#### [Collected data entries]
----------------------------------------

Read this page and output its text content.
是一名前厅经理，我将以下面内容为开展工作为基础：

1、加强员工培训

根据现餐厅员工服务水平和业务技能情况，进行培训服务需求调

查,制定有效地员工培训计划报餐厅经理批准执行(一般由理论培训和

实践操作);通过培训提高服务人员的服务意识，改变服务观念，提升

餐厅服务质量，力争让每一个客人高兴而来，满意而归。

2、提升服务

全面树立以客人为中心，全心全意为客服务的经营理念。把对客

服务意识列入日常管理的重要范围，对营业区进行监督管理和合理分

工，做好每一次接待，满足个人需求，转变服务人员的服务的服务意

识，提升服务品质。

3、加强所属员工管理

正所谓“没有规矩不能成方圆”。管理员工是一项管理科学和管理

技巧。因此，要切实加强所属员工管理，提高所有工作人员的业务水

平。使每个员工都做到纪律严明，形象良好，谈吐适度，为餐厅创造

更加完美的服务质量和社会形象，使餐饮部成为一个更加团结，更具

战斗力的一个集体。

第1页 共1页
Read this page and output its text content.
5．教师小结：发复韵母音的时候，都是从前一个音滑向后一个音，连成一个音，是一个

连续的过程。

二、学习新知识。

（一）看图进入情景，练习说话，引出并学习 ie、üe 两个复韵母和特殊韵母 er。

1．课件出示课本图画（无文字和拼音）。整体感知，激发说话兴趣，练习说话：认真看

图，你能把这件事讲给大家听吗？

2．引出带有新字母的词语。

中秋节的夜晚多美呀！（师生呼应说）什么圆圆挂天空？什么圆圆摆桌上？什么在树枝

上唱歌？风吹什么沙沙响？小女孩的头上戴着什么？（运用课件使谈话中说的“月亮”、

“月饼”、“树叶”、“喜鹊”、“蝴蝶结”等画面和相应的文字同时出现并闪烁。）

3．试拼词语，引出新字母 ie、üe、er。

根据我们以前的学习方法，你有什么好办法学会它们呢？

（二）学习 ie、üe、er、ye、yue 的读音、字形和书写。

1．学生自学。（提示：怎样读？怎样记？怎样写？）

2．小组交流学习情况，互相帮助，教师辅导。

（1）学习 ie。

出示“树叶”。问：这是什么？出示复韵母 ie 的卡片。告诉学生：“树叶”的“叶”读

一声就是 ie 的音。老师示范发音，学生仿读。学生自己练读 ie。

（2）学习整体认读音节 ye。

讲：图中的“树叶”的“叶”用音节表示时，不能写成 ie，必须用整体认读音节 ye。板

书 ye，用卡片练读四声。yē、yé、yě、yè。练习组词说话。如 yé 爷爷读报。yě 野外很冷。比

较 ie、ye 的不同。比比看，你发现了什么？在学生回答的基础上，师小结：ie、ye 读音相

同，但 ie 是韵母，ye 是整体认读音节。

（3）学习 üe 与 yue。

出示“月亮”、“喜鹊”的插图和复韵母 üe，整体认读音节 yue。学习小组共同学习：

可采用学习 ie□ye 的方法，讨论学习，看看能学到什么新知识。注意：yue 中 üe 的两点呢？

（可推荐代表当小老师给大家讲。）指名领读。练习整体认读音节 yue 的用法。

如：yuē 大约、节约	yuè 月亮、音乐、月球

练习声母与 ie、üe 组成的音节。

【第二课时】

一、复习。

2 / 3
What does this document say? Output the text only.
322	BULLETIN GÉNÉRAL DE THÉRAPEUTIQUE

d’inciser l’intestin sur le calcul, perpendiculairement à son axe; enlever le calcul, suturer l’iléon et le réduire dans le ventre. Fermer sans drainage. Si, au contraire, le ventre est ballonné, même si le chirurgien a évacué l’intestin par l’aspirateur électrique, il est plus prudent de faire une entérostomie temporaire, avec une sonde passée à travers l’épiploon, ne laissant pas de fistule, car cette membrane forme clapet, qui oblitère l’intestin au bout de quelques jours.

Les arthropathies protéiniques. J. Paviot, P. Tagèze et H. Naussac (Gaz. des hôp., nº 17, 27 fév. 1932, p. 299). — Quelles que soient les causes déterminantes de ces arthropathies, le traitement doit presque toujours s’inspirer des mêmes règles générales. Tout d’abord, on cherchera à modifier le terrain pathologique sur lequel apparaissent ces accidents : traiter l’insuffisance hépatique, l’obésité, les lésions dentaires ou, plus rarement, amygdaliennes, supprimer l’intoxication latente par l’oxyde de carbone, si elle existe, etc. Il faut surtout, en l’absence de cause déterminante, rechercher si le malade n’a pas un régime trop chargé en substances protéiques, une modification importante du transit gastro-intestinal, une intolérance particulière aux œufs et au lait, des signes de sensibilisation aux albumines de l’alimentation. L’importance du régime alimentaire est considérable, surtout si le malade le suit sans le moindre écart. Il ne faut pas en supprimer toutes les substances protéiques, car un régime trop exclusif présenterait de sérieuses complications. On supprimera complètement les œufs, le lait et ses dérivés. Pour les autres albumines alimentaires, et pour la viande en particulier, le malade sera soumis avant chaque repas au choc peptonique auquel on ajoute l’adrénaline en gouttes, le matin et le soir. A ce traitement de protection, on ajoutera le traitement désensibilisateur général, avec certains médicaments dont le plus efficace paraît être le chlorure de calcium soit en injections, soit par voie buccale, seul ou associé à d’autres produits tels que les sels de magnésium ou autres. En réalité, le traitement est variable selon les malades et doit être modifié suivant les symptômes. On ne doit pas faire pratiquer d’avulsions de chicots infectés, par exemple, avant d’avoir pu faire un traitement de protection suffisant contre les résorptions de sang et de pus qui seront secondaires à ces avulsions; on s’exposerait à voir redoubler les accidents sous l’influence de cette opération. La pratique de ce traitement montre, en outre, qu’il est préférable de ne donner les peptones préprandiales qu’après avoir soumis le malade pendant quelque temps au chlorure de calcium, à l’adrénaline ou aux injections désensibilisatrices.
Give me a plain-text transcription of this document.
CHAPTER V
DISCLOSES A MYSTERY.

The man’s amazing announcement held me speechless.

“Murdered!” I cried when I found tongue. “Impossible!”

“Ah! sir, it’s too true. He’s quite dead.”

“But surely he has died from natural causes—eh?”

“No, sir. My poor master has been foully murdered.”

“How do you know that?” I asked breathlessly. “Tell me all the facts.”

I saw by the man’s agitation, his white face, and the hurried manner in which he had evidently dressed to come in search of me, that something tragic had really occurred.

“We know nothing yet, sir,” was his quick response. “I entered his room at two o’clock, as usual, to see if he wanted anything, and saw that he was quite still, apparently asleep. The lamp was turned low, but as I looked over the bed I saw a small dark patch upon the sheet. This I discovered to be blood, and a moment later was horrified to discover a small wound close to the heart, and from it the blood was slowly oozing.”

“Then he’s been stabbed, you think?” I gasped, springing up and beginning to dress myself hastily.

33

----------------------------------------

#### [Task details]
Print every entry exactly as it appears.

#### [Exercise response]
Read this page and output its text content.
是一名前厅经理，我将以下面内容为开展工作为基础：

1、加强员工培训

根据现餐厅员工服务水平和业务技能情况，进行培训服务需求调

查,制定有效地员工培训计划报餐厅经理批准执行(一般由理论培训和

实践操作);通过培训提高服务人员的服务意识，改变服务观念，提升

餐厅服务质量，力争让每一个客人高兴而来，满意而归。

2、提升服务

全面树立以客人为中心，全心全意为客服务的经营理念。把对客

服务意识列入日常管理的重要范围，对营业区进行监督管理和合理分

工，做好每一次接待，满足个人需求，转变服务人员的服务的服务意

识，提升服务品质。

3、加强所属员工管理

正所谓“没有规矩不能成方圆”。管理员工是一项管理科学和管理

技巧。因此，要切实加强所属员工管理，提高所有工作人员的业务水

平。使每个员工都做到纪律严明，形象良好，谈吐适度，为餐厅创造

更加完美的服务质量和社会形象，使餐饮部成为一个更加团结，更具

战斗力的一个集体。

第1页 共1页
Read this page and output its text content.
5．教师小结：发复韵母音的时候，都是从前一个音滑向后一个音，连成一个音，是一个

连续的过程。

二、学习新知识。

（一）看图进入情景，练习说话，引出并学习 ie、üe 两个复韵母和特殊韵母 er。

1．课件出示课本图画（无文字和拼音）。整体感知，激发说话兴趣，练习说话：认真看

图，你能把这件事讲给大家听吗？

2．引出带有新字母的词语。

中秋节的夜晚多美呀！（师生呼应说）什么圆圆挂天空？什么圆圆摆桌上？什么在树枝

上唱歌？风吹什么沙沙响？小女孩的头上戴着什么？（运用课件使谈话中说的“月亮”、

“月饼”、“树叶”、“喜鹊”、“蝴蝶结”等画面和相应的文字同时出现并闪烁。）

3．试拼词语，引出新字母 ie、üe、er。

根据我们以前的学习方法，你有什么好办法学会它们呢？

（二）学习 ie、üe、er、ye、yue 的读音、字形和书写。

1．学生自学。（提示：怎样读？怎样记？怎样写？）

2．小组交流学习情况，互相帮助，教师辅导。

（1）学习 ie。

出示“树叶”。问：这是什么？出示复韵母 ie 的卡片。告诉学生：“树叶”的“叶”读

一声就是 ie 的音。老师示范发音，学生仿读。学生自己练读 ie。

（2）学习整体认读音节 ye。

讲：图中的“树叶”的“叶”用音节表示时，不能写成 ie，必须用整体认读音节 ye。板

书 ye，用卡片练读四声。yē、yé、yě、yè。练习组词说话。如 yé 爷爷读报。yě 野外很冷。比

较 ie、ye 的不同。比比看，你发现了什么？在学生回答的基础上，师小结：ie、ye 读音相

同，但 ie 是韵母，ye 是整体认读音节。

（3）学习 üe 与 yue。

出示“月亮”、“喜鹊”的插图和复韵母 üe，整体认读音节 yue。学习小组共同学习：

可采用学习 ie□ye 的方法，讨论学习，看看能学到什么新知识。注意：yue 中 üe 的两点呢？

（可推荐代表当小老师给大家讲。）指名领读。练习整体认读音节 yue 的用法。

如：yuē 大约、节约	yuè 月亮、音乐、月球

练习声母与 ie、üe 组成的音节。

【第二课时】

一、复习。

2 / 3
What does this document say? Output the text only.
322	BULLETIN GÉNÉRAL DE THÉRAPEUTIQUE

d’inciser l’intestin sur le calcul, perpendiculairement à son axe; enlever le calcul, suturer l’iléon et le réduire dans le ventre. Fermer sans drainage. Si, au contraire, le ventre est ballonné, même si le chirurgien a évacué l’intestin par l’aspirateur électrique, il est plus prudent de faire une entérostomie temporaire, avec une sonde passée à travers l’épiploon, ne laissant pas de fistule, car cette membrane forme clapet, qui oblitère l’intestin au bout de quelques jours.

Les arthropathies protéiniques. J. Paviot, P. Tagèze et H. Naussac (Gaz. des hôp., nº 17, 27 fév. 1932, p. 299). — Quelles que soient les causes déterminantes de ces arthropathies, le traitement doit presque toujours s’inspirer des mêmes règles générales. Tout d’abord, on cherchera à modifier le terrain pathologique sur lequel apparaissent ces accidents : traiter l’insuffisance hépatique, l’obésité, les lésions dentaires ou, plus rarement, amygdaliennes, supprimer l’intoxication latente par l’oxyde de carbone, si elle existe, etc. Il faut surtout, en l’absence de cause déterminante, rechercher si le malade n’a pas un régime trop chargé en substances protéiques, une modification importante du transit gastro-intestinal, une intolérance particulière aux œufs et au lait, des signes de sensibilisation aux albumines de l’alimentation. L’importance du régime alimentaire est considérable, surtout si le malade le suit sans le moindre écart. Il ne faut pas en supprimer toutes les substances protéiques, car un régime trop exclusif présenterait de sérieuses complications. On supprimera complètement les œufs, le lait et ses dérivés. Pour les autres albumines alimentaires, et pour la viande en particulier, le malade sera soumis avant chaque repas au choc peptonique auquel on ajoute l’adrénaline en gouttes, le matin et le soir. A ce traitement de protection, on ajoutera le traitement désensibilisateur général, avec certains médicaments dont le plus efficace paraît être le chlorure de calcium soit en injections, soit par voie buccale, seul ou associé à d’autres produits tels que les sels de magnésium ou autres. En réalité, le traitement est variable selon les malades et doit être modifié suivant les symptômes. On ne doit pas faire pratiquer d’avulsions de chicots infectés, par exemple, avant d’avoir pu faire un traitement de protection suffisant contre les résorptions de sang et de pus qui seront secondaires à ces avulsions; on s’exposerait à voir redoubler les accidents sous l’influence de cette opération. La pratique de ce traitement montre, en outre, qu’il est préférable de ne donner les peptones préprandiales qu’après avoir soumis le malade pendant quelque temps au chlorure de calcium, à l’adrénaline ou aux injections désensibilisatrices.
Give me a plain-text transcription of this document.
CHAPTER V
DISCLOSES A MYSTERY.

The man’s amazing announcement held me speechless.

“Murdered!” I cried when I found tongue. “Impossible!”

“Ah! sir, it’s too true. He’s quite dead.”

“But surely he has died from natural causes—eh?”

“No, sir. My poor master has been foully murdered.”

“How do you know that?” I asked breathlessly. “Tell me all the facts.”

I saw by the man’s agitation, his white face, and the hurried manner in which he had evidently dressed to come in search of me, that something tragic had really occurred.

“We know nothing yet, sir,” was his quick response. “I entered his room at two o’clock, as usual, to see if he wanted anything, and saw that he was quite still, apparently asleep. The lamp was turned low, but as I looked over the bed I saw a small dark patch upon the sheet. This I discovered to be blood, and a moment later was horrified to discover a small wound close to the heart, and from it the blood was slowly oozing.”

“Then he’s been stabbed, you think?” I gasped, springing up and beginning to dress myself hastily.

33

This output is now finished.